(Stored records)

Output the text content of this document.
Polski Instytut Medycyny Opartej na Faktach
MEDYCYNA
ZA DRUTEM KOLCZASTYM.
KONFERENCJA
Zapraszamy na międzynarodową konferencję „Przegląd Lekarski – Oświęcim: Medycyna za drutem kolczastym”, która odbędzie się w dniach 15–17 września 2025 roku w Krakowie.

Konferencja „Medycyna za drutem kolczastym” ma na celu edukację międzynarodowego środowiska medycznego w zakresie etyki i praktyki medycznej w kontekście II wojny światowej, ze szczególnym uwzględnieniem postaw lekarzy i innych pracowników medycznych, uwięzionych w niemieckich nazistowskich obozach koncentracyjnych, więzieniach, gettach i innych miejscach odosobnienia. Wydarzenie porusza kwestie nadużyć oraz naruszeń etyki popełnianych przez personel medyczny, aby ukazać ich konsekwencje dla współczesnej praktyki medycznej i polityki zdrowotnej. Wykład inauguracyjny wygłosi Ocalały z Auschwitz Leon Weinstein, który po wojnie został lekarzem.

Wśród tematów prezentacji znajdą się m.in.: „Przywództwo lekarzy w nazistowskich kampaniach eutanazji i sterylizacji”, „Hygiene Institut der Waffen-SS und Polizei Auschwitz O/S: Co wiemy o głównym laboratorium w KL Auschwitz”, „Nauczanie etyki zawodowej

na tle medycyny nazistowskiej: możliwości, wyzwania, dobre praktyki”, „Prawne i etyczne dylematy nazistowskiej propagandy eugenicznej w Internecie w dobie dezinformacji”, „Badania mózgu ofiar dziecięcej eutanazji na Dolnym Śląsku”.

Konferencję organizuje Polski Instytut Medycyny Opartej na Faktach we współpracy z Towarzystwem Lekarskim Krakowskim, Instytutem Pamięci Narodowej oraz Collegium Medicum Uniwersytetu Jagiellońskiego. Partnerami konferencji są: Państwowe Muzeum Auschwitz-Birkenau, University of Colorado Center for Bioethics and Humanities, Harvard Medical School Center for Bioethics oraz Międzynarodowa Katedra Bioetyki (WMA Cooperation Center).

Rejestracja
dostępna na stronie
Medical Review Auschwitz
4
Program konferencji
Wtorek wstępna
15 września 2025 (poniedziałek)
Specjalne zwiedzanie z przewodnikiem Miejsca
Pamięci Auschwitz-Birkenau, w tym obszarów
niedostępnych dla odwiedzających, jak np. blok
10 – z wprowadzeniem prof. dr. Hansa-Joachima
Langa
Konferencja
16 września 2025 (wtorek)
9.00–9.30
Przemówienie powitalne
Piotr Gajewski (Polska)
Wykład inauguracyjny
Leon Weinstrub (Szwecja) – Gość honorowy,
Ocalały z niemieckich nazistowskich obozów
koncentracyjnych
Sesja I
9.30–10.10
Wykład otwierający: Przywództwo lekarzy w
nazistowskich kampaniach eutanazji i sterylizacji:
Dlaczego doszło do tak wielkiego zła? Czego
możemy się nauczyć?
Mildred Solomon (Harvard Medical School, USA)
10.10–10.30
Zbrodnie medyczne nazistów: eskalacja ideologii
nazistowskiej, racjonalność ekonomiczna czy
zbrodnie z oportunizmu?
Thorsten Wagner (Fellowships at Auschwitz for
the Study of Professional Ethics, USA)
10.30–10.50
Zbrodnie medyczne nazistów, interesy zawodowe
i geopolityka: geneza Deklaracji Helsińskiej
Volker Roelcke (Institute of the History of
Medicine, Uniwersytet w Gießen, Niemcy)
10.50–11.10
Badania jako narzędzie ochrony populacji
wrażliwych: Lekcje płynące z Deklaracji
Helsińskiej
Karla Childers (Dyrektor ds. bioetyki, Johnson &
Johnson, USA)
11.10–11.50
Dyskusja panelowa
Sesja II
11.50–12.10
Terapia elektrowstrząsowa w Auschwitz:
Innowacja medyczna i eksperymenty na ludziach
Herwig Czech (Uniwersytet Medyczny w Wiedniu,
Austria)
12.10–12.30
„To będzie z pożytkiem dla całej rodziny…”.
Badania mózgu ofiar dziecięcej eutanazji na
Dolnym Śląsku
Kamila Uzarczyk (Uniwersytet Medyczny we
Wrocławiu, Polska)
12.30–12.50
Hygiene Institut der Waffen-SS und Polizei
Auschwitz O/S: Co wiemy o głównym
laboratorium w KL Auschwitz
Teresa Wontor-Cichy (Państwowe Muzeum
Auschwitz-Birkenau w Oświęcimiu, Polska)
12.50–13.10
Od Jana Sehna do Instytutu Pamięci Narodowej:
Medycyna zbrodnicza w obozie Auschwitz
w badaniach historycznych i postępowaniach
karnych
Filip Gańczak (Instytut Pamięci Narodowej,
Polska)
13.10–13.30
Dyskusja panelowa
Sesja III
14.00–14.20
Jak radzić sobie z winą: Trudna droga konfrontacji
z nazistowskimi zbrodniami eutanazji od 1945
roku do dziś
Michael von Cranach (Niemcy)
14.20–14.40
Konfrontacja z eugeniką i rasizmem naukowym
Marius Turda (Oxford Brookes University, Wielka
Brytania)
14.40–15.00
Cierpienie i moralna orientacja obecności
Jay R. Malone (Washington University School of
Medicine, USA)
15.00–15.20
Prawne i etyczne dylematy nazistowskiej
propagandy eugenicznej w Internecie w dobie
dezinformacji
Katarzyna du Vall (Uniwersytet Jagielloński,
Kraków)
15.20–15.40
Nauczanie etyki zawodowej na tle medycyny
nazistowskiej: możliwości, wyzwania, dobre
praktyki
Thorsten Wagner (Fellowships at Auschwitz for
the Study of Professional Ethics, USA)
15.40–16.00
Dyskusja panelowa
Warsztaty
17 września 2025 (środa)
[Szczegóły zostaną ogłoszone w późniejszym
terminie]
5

• **Do this**
Look through the records and count each line that holds "kampaniach". Write only the total.

• **Task output**
2